[START OF DATA FOR PROCESSING]

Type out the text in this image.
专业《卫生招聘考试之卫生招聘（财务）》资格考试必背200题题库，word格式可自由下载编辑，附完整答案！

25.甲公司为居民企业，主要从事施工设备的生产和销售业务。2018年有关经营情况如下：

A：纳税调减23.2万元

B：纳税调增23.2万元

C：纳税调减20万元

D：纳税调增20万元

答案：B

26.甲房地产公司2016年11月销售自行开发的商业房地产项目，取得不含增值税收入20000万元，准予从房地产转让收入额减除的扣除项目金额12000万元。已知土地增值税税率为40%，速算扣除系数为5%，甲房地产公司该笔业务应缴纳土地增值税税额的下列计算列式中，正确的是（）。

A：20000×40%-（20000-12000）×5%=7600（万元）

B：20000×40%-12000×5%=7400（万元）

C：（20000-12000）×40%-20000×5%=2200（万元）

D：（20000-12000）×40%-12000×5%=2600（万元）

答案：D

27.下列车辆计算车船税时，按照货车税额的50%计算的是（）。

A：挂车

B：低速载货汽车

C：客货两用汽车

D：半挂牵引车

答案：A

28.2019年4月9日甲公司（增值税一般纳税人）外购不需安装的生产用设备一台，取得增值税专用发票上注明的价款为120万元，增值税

[END OF DATA FOR PROCESSING]

▸ AIM OF THE TASK: Write out the material exactly as given.

▸ OUTPUT:
Type out the text in this image.
专业《卫生招聘考试之卫生招聘（财务）》资格考试必背200题题库，word格式可自由下载编辑，附完整答案！

25.甲公司为居民企业，主要从事施工设备的生产和销售业务。2018年有关经营情况如下：

A：纳税调减23.2万元

B：纳税调增23.2万元

C：纳税调减20万元

D：纳税调增20万元

答案：B

26.甲房地产公司2016年11月销售自行开发的商业房地产项目，取得不含增值税收入20000万元，准予从房地产转让收入额减除的扣除项目金额12000万元。已知土地增值税税率为40%，速算扣除系数为5%，甲房地产公司该笔业务应缴纳土地增值税税额的下列计算列式中，正确的是（）。

A：20000×40%-（20000-12000）×5%=7600（万元）

B：20000×40%-12000×5%=7400（万元）

C：（20000-12000）×40%-20000×5%=2200（万元）

D：（20000-12000）×40%-12000×5%=2600（万元）

答案：D

27.下列车辆计算车船税时，按照货车税额的50%计算的是（）。

A：挂车

B：低速载货汽车

C：客货两用汽车

D：半挂牵引车

答案：A

28.2019年4月9日甲公司（增值税一般纳税人）外购不需安装的生产用设备一台，取得增值税专用发票上注明的价款为120万元，增值税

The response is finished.